Saved entries
----------

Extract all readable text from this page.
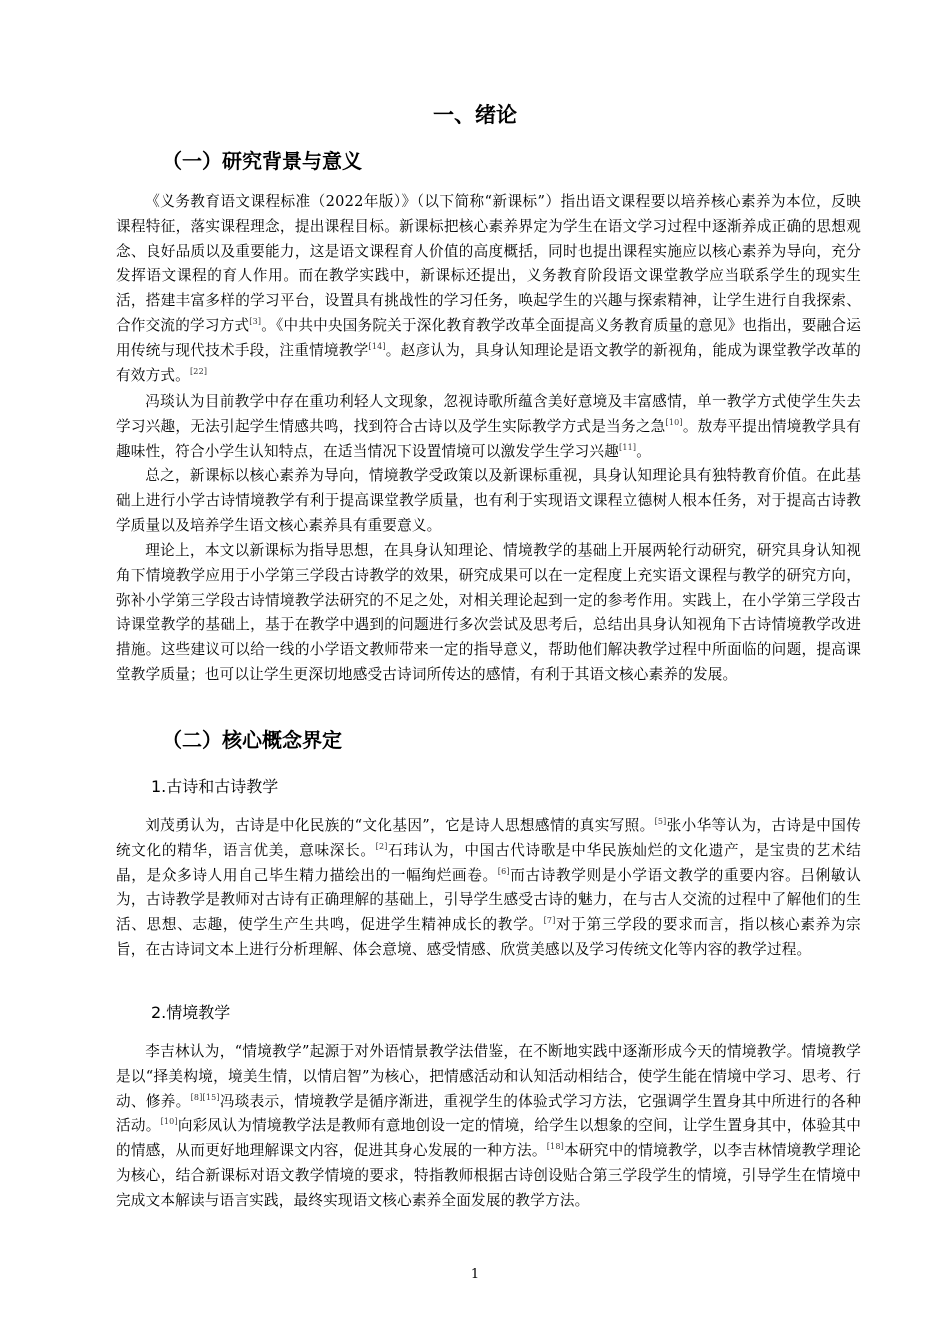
一、绪论
（一）研究背景与意义

《义务教育语文课程标准（2022年版）》（以下简称“新课标”）指出语文课程要以培养核心素养为本位，反映课程特征，落实课程理念，提出课程目标。新课标把核心素养界定为学生在语文学习过程中逐渐养成正确的思想观念、良好品质以及重要能力，这是语文课程育人价值的高度概括，同时也提出课程实施应以核心素养为导向，充分发挥语文课程的育人作用。而在教学实践中，新课标还提出，义务教育阶段语文课堂教学应当联系学生的现实生活，搭建丰富多样的学习平台，设置具有挑战性的学习任务，唤起学生的兴趣与探索精神，让学生进行自我探索、合作交流的学习方式[3]。《中共中央国务院关于深化教育教学改革全面提高义务教育质量的意见》也指出，要融合运用传统与现代技术手段，注重情境教学[14]。赵彦认为，具身认知理论是语文教学的新视角，能成为课堂教学改革的有效方式。[22]

冯琰认为目前教学中存在重功利轻人文现象，忽视诗歌所蕴含美好意境及丰富感情，单一教学方式使学生失去学习兴趣，无法引起学生情感共鸣，找到符合古诗以及学生实际教学方式是当务之急[10]。敖寿平提出情境教学具有趣味性，符合小学生认知特点，在适当情况下设置情境可以激发学生学习兴趣[11]。

总之，新课标以核心素养为导向，情境教学受政策以及新课标重视，具身认知理论具有独特教育价值。在此基础上进行小学古诗情境教学有利于提高课堂教学质量，也有利于实现语文课程立德树人根本任务，对于提高古诗教学质量以及培养学生语文核心素养具有重要意义。

理论上，本文以新课标为指导思想，在具身认知理论、情境教学的基础上开展两轮行动研究，研究具身认知视角下情境教学应用于小学第三学段古诗教学的效果，研究成果可以在一定程度上充实语文课程与教学的研究方向，弥补小学第三学段古诗情境教学法研究的不足之处，对相关理论起到一定的参考作用。实践上，在小学第三学段古诗课堂教学的基础上，基于在教学中遇到的问题进行多次尝试及思考后，总结出具身认知视角下古诗情境教学改进措施。这些建议可以给一线的小学语文教师带来一定的指导意义，帮助他们解决教学过程中所面临的问题，提高课堂教学质量；也可以让学生更深切地感受古诗词所传达的感情，有利于其语文核心素养的发展。

（二）核心概念界定
1.古诗和古诗教学

刘茂勇认为，古诗是中化民族的“文化基因”，它是诗人思想感情的真实写照。[5]张小华等认为，古诗是中国传统文化的精华，语言优美，意味深长。[2]石玮认为，中国古代诗歌是中华民族灿烂的文化遗产，是宝贵的艺术结晶，是众多诗人用自己毕生精力描绘出的一幅绚烂画卷。[6]而古诗教学则是小学语文教学的重要内容。吕俐敏认为，古诗教学是教师对古诗有正确理解的基础上，引导学生感受古诗的魅力，在与古人交流的过程中了解他们的生活、思想、志趣，使学生产生共鸣，促进学生精神成长的教学。[7]对于第三学段的要求而言，指以核心素养为宗旨，在古诗词文本上进行分析理解、体会意境、感受情感、欣赏美感以及学习传统文化等内容的教学过程。

2.情境教学

李吉林认为，“情境教学”起源于对外语情景教学法借鉴，在不断地实践中逐渐形成今天的情境教学。情境教学是以“择美构境，境美生情，以情启智”为核心，把情感活动和认知活动相结合，使学生能在情境中学习、思考、行动、修养。[8][15]冯琰表示，情境教学是循序渐进，重视学生的体验式学习方法，它强调学生置身其中所进行的各种活动。[10]向彩凤认为情境教学法是教师有意地创设一定的情境，给学生以想象的空间，让学生置身其中，体验其中的情感，从而更好地理解课文内容，促进其身心发展的一种方法。[18]本研究中的情境教学，以李吉林情境教学理论为核心，结合新课标对语文教学情境的要求，特指教师根据古诗创设贴合第三学段学生的情境，引导学生在情境中完成文本解读与语言实践，最终实现语文核心素养全面发展的教学方法。

1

----------

▸ WHAT IS REQUIRED: Give back every line exactly as it stands, pictures excluded.

▸ PROBLEM SOLUTION:
Extract all readable text from this page.
一、绪论
（一）研究背景与意义

《义务教育语文课程标准（2022年版）》（以下简称“新课标”）指出语文课程要以培养核心素养为本位，反映课程特征，落实课程理念，提出课程目标。新课标把核心素养界定为学生在语文学习过程中逐渐养成正确的思想观念、良好品质以及重要能力，这是语文课程育人价值的高度概括，同时也提出课程实施应以核心素养为导向，充分发挥语文课程的育人作用。而在教学实践中，新课标还提出，义务教育阶段语文课堂教学应当联系学生的现实生活，搭建丰富多样的学习平台，设置具有挑战性的学习任务，唤起学生的兴趣与探索精神，让学生进行自我探索、合作交流的学习方式[3]。《中共中央国务院关于深化教育教学改革全面提高义务教育质量的意见》也指出，要融合运用传统与现代技术手段，注重情境教学[14]。赵彦认为，具身认知理论是语文教学的新视角，能成为课堂教学改革的有效方式。[22]

冯琰认为目前教学中存在重功利轻人文现象，忽视诗歌所蕴含美好意境及丰富感情，单一教学方式使学生失去学习兴趣，无法引起学生情感共鸣，找到符合古诗以及学生实际教学方式是当务之急[10]。敖寿平提出情境教学具有趣味性，符合小学生认知特点，在适当情况下设置情境可以激发学生学习兴趣[11]。

总之，新课标以核心素养为导向，情境教学受政策以及新课标重视，具身认知理论具有独特教育价值。在此基础上进行小学古诗情境教学有利于提高课堂教学质量，也有利于实现语文课程立德树人根本任务，对于提高古诗教学质量以及培养学生语文核心素养具有重要意义。

理论上，本文以新课标为指导思想，在具身认知理论、情境教学的基础上开展两轮行动研究，研究具身认知视角下情境教学应用于小学第三学段古诗教学的效果，研究成果可以在一定程度上充实语文课程与教学的研究方向，弥补小学第三学段古诗情境教学法研究的不足之处，对相关理论起到一定的参考作用。实践上，在小学第三学段古诗课堂教学的基础上，基于在教学中遇到的问题进行多次尝试及思考后，总结出具身认知视角下古诗情境教学改进措施。这些建议可以给一线的小学语文教师带来一定的指导意义，帮助他们解决教学过程中所面临的问题，提高课堂教学质量；也可以让学生更深切地感受古诗词所传达的感情，有利于其语文核心素养的发展。

（二）核心概念界定
1.古诗和古诗教学

刘茂勇认为，古诗是中化民族的“文化基因”，它是诗人思想感情的真实写照。[5]张小华等认为，古诗是中国传统文化的精华，语言优美，意味深长。[2]石玮认为，中国古代诗歌是中华民族灿烂的文化遗产，是宝贵的艺术结晶，是众多诗人用自己毕生精力描绘出的一幅绚烂画卷。[6]而古诗教学则是小学语文教学的重要内容。吕俐敏认为，古诗教学是教师对古诗有正确理解的基础上，引导学生感受古诗的魅力，在与古人交流的过程中了解他们的生活、思想、志趣，使学生产生共鸣，促进学生精神成长的教学。[7]对于第三学段的要求而言，指以核心素养为宗旨，在古诗词文本上进行分析理解、体会意境、感受情感、欣赏美感以及学习传统文化等内容的教学过程。

2.情境教学

李吉林认为，“情境教学”起源于对外语情景教学法借鉴，在不断地实践中逐渐形成今天的情境教学。情境教学是以“择美构境，境美生情，以情启智”为核心，把情感活动和认知活动相结合，使学生能在情境中学习、思考、行动、修养。[8][15]冯琰表示，情境教学是循序渐进，重视学生的体验式学习方法，它强调学生置身其中所进行的各种活动。[10]向彩凤认为情境教学法是教师有意地创设一定的情境，给学生以想象的空间，让学生置身其中，体验其中的情感，从而更好地理解课文内容，促进其身心发展的一种方法。[18]本研究中的情境教学，以李吉林情境教学理论为核心，结合新课标对语文教学情境的要求，特指教师根据古诗创设贴合第三学段学生的情境，引导学生在情境中完成文本解读与语言实践，最终实现语文核心素养全面发展的教学方法。

1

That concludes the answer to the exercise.